(Work instructions): Which lines of the entries contain the string "idéen"? Please find them and copy them.

(Listed entries):
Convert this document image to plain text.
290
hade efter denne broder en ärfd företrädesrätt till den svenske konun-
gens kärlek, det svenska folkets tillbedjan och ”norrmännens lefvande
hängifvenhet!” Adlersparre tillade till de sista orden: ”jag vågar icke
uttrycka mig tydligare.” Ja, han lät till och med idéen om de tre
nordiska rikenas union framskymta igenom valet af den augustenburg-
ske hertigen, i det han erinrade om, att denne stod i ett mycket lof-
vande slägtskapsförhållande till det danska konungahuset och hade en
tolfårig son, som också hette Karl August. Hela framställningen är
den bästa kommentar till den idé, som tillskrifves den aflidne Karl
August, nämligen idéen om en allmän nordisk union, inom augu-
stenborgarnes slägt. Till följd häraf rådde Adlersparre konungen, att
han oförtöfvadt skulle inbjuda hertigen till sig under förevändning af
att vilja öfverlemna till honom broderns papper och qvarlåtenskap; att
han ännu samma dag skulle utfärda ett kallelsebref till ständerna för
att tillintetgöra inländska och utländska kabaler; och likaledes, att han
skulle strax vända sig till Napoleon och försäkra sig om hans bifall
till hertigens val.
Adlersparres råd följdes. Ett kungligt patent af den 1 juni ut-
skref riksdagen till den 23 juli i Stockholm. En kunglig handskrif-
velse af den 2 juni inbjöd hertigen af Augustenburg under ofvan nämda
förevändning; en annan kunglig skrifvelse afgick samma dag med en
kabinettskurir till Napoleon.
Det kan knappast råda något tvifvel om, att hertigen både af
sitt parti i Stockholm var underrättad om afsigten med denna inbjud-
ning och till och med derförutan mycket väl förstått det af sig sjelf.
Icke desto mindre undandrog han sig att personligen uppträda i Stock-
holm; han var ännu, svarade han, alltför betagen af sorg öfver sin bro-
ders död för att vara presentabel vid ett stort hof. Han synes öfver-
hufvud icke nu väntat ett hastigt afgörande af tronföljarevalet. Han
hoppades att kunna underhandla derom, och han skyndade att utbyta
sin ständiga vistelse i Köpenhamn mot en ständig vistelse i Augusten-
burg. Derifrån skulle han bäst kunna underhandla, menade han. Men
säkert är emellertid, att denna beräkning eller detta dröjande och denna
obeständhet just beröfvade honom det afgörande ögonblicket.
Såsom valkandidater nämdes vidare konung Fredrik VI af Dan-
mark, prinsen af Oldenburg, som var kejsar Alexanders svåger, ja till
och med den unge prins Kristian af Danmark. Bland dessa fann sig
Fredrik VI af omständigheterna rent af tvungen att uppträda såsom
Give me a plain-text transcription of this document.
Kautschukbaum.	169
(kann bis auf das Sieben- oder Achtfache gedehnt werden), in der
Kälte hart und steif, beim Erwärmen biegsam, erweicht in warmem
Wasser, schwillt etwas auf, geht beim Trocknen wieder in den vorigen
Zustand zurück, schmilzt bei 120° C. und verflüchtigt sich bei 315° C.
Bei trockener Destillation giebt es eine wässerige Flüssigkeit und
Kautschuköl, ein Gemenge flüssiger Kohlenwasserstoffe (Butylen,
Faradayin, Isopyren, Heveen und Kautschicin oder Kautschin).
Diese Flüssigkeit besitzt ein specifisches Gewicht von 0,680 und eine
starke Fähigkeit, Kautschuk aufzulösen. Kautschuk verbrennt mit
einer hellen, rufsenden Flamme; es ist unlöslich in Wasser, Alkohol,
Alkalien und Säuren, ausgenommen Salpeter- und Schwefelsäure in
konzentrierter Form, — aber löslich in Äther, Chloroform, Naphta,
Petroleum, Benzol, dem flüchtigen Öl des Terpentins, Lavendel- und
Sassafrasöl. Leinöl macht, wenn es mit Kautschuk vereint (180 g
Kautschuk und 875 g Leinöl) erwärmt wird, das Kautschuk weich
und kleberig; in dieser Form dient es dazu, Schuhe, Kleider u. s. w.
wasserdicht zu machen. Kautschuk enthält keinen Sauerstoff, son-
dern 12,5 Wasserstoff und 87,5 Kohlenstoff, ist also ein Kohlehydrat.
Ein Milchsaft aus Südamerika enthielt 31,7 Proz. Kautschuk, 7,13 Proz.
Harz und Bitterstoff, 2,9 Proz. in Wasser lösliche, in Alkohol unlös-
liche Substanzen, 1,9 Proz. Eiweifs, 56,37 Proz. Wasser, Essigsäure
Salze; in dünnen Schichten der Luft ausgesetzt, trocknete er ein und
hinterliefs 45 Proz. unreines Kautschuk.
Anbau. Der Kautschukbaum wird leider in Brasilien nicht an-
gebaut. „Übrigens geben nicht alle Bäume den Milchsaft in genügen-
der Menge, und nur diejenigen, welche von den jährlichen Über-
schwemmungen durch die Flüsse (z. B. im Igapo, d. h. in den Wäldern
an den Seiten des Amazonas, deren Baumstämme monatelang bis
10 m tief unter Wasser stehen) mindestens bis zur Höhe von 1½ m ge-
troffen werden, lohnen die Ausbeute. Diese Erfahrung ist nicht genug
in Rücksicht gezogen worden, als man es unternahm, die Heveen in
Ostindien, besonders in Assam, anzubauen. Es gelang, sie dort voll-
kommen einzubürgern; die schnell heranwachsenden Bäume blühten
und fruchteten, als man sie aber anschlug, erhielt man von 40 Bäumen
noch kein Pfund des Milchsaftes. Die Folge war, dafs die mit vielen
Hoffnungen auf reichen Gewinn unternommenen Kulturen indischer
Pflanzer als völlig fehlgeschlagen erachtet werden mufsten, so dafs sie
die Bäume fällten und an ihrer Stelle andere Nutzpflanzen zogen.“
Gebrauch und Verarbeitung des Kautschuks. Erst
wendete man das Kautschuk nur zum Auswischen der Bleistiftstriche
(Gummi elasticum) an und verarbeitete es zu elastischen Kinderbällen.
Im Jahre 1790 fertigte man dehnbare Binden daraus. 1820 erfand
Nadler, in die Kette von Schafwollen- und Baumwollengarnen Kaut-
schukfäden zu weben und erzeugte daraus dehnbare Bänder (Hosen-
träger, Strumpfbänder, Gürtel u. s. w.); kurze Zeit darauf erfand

(Response):
uttrycka mig tydligare.” Ja, han lät till och med idéen om de tre
August, nämligen idéen om en allmän nordisk union, inom augu-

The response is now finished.